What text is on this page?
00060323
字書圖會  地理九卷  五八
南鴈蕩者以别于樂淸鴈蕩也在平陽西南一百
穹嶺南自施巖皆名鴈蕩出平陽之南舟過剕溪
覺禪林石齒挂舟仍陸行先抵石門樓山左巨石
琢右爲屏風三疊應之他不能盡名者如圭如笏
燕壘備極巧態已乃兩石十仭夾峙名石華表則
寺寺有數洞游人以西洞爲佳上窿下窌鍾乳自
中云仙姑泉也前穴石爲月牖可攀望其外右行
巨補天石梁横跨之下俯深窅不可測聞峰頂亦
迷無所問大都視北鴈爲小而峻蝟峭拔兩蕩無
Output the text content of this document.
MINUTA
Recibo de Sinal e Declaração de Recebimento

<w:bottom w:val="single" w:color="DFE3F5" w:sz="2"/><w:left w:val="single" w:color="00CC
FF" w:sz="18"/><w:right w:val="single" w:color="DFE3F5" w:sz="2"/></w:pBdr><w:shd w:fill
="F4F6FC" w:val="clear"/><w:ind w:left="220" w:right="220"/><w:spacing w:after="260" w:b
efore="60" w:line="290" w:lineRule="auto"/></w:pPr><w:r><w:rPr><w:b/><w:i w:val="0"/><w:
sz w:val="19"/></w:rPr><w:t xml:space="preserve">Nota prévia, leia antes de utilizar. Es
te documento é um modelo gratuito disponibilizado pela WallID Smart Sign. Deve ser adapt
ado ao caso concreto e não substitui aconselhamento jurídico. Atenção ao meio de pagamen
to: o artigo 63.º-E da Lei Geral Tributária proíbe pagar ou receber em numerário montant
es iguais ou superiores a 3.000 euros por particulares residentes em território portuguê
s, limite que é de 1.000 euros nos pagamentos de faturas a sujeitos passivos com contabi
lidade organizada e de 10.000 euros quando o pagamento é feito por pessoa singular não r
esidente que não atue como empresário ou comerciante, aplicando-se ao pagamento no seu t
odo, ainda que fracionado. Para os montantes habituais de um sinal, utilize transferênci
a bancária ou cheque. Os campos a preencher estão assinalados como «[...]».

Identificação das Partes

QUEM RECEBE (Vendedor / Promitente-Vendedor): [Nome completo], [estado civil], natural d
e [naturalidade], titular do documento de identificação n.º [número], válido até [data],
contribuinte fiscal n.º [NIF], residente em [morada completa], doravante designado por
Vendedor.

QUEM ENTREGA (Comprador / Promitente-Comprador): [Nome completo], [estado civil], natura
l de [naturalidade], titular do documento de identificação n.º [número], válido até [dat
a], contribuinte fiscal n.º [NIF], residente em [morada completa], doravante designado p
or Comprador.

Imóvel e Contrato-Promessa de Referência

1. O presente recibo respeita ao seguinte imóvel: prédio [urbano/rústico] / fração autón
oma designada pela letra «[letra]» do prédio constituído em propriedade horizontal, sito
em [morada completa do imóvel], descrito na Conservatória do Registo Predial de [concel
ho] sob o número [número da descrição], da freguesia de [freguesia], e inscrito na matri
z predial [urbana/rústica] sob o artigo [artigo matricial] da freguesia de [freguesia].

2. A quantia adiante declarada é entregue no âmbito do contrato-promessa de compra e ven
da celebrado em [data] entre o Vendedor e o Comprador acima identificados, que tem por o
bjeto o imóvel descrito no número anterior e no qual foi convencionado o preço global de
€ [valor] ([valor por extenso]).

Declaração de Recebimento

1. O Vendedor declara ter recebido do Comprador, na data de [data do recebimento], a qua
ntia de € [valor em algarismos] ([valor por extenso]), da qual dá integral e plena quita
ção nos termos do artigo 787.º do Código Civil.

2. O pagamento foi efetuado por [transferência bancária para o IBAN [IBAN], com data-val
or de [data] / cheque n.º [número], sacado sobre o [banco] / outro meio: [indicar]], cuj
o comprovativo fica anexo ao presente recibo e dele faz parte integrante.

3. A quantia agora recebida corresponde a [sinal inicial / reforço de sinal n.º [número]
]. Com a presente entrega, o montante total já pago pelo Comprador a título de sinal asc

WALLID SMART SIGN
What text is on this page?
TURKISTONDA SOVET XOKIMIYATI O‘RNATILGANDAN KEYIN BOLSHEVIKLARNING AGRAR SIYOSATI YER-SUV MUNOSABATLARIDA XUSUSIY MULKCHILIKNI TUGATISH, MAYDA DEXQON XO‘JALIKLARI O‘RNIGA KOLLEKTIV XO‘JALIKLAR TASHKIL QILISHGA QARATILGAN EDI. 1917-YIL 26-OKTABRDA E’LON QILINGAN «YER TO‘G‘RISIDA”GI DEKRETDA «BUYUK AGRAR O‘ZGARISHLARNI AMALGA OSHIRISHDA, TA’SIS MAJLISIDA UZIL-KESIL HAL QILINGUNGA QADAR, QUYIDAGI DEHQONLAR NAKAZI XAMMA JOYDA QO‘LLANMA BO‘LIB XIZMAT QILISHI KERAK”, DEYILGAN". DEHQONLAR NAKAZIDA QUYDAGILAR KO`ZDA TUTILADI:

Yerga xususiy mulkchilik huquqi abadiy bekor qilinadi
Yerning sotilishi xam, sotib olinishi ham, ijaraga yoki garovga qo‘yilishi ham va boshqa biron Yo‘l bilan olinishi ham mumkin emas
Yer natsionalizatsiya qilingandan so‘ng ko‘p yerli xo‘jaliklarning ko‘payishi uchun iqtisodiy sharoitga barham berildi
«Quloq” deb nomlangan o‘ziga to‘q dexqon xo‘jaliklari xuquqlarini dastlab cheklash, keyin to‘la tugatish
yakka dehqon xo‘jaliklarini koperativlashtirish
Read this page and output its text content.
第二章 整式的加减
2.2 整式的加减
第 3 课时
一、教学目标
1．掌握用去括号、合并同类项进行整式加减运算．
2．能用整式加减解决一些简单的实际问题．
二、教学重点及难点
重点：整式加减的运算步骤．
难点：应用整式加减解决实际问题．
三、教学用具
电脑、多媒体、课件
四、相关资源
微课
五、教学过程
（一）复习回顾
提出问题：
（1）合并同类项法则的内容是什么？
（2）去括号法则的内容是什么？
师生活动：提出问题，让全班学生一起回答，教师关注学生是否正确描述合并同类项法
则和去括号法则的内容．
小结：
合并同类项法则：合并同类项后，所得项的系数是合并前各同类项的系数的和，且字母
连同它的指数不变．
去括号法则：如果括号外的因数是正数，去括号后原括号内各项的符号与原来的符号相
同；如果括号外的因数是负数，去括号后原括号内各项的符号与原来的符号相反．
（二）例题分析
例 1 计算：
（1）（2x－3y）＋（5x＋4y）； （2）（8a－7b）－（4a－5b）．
·····
* **What the task requires**
Give the number of lines in the records that contain the string "designado", with no other output.

* **Written reply**
2